• The task
Copy out all the lines exactly. Omit pictures.

━━━ Records shown

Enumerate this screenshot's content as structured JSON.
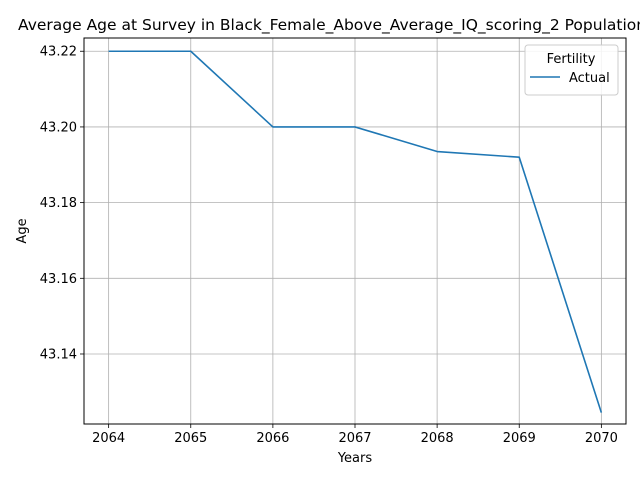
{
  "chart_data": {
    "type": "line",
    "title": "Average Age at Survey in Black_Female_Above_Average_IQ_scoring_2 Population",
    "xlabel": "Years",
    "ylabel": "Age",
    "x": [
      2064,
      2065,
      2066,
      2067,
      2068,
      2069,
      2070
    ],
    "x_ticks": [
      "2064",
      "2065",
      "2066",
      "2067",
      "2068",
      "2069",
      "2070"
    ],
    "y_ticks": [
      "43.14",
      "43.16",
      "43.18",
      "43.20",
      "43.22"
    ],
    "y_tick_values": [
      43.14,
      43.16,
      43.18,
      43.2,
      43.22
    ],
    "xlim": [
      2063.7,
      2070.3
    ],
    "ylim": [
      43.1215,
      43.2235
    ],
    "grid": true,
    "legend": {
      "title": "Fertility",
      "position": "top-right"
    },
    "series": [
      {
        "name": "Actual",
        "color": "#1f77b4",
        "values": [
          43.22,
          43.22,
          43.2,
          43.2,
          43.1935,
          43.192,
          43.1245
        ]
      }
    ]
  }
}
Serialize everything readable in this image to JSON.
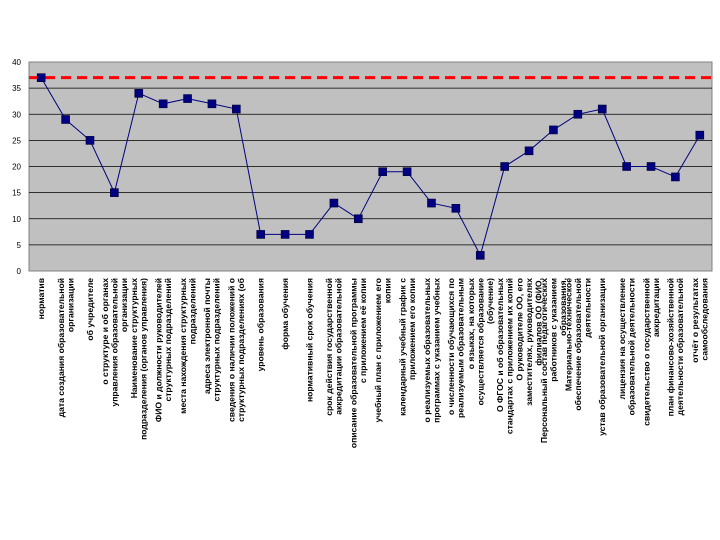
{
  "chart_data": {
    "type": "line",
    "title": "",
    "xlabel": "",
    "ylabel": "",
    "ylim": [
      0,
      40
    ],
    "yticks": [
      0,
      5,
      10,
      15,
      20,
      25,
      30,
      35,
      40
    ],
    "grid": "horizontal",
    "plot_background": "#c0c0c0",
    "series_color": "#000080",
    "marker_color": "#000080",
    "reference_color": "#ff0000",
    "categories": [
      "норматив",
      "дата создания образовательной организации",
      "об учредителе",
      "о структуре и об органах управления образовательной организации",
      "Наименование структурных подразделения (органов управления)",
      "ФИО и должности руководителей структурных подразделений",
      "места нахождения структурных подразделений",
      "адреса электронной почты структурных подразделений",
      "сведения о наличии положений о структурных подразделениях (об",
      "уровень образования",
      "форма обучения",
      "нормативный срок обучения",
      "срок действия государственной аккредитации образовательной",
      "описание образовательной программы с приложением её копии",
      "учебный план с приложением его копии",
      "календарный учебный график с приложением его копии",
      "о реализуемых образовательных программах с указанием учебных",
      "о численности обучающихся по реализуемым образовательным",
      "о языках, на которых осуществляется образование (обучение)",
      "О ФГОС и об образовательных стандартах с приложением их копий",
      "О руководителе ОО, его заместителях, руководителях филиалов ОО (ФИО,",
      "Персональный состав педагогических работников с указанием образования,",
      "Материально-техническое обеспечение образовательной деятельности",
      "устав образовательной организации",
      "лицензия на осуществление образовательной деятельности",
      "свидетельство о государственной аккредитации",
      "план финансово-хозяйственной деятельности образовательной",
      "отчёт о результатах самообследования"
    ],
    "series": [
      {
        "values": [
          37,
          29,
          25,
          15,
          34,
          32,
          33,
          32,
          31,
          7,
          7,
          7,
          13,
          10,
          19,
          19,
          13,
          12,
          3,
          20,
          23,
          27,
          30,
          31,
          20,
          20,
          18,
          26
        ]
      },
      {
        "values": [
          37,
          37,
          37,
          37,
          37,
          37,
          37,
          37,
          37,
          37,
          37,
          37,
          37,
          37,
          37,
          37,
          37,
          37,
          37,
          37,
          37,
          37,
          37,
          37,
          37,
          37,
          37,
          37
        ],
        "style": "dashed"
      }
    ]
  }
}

━━━━━━

• Result below
Enumerate this screenshot's content as structured JSON.
{
  "chart_data": {
    "type": "line",
    "title": "Average Age at Survey in Black_Female_Above_Average_IQ_scoring_2 Population",
    "xlabel": "Years",
    "ylabel": "Age",
    "x": [
      2064,
      2065,
      2066,
      2067,
      2068,
      2069,
      2070
    ],
    "x_ticks": [
      "2064",
      "2065",
      "2066",
      "2067",
      "2068",
      "2069",
      "2070"
    ],
    "y_ticks": [
      "43.14",
      "43.16",
      "43.18",
      "43.20",
      "43.22"
    ],
    "y_tick_values": [
      43.14,
      43.16,
      43.18,
      43.2,
      43.22
    ],
    "xlim": [
      2063.7,
      2070.3
    ],
    "ylim": [
      43.1215,
      43.2235
    ],
    "grid": true,
    "legend": {
      "title": "Fertility",
      "position": "top-right"
    },
    "series": [
      {
        "name": "Actual",
        "color": "#1f77b4",
        "values": [
          43.22,
          43.22,
          43.2,
          43.2,
          43.1935,
          43.192,
          43.1245
        ]
      }
    ]
  }
}
Serialize everything readable in this image to JSON.
{
  "chart_data": {
    "type": "line",
    "title": "",
    "xlabel": "",
    "ylabel": "",
    "ylim": [
      0,
      40
    ],
    "yticks": [
      0,
      5,
      10,
      15,
      20,
      25,
      30,
      35,
      40
    ],
    "grid": "horizontal",
    "plot_background": "#c0c0c0",
    "series_color": "#000080",
    "marker_color": "#000080",
    "reference_color": "#ff0000",
    "categories": [
      "норматив",
      "дата создания образовательной организации",
      "об учредителе",
      "о структуре и об органах управления образовательной организации",
      "Наименование структурных подразделения (органов управления)",
      "ФИО и должности руководителей структурных подразделений",
      "места нахождения структурных подразделений",
      "адреса электронной почты структурных подразделений",
      "сведения о наличии положений о структурных подразделениях (об",
      "уровень образования",
      "форма обучения",
      "нормативный срок обучения",
      "срок действия государственной аккредитации образовательной",
      "описание образовательной программы с приложением её копии",
      "учебный план с приложением его копии",
      "календарный учебный график с приложением его копии",
      "о реализуемых образовательных программах с указанием учебных",
      "о численности обучающихся по реализуемым образовательным",
      "о языках, на которых осуществляется образование (обучение)",
      "О ФГОС и об образовательных стандартах с приложением их копий",
      "О руководителе ОО, его заместителях, руководителях филиалов ОО (ФИО,",
      "Персональный состав педагогических работников с указанием образования,",
      "Материально-техническое обеспечение образовательной деятельности",
      "устав образовательной организации",
      "лицензия на осуществление образовательной деятельности",
      "свидетельство о государственной аккредитации",
      "план финансово-хозяйственной деятельности образовательной",
      "отчёт о результатах самообследования"
    ],
    "series": [
      {
        "values": [
          37,
          29,
          25,
          15,
          34,
          32,
          33,
          32,
          31,
          7,
          7,
          7,
          13,
          10,
          19,
          19,
          13,
          12,
          3,
          20,
          23,
          27,
          30,
          31,
          20,
          20,
          18,
          26
        ]
      },
      {
        "values": [
          37,
          37,
          37,
          37,
          37,
          37,
          37,
          37,
          37,
          37,
          37,
          37,
          37,
          37,
          37,
          37,
          37,
          37,
          37,
          37,
          37,
          37,
          37,
          37,
          37,
          37,
          37,
          37
        ],
        "style": "dashed"
      }
    ]
  }
}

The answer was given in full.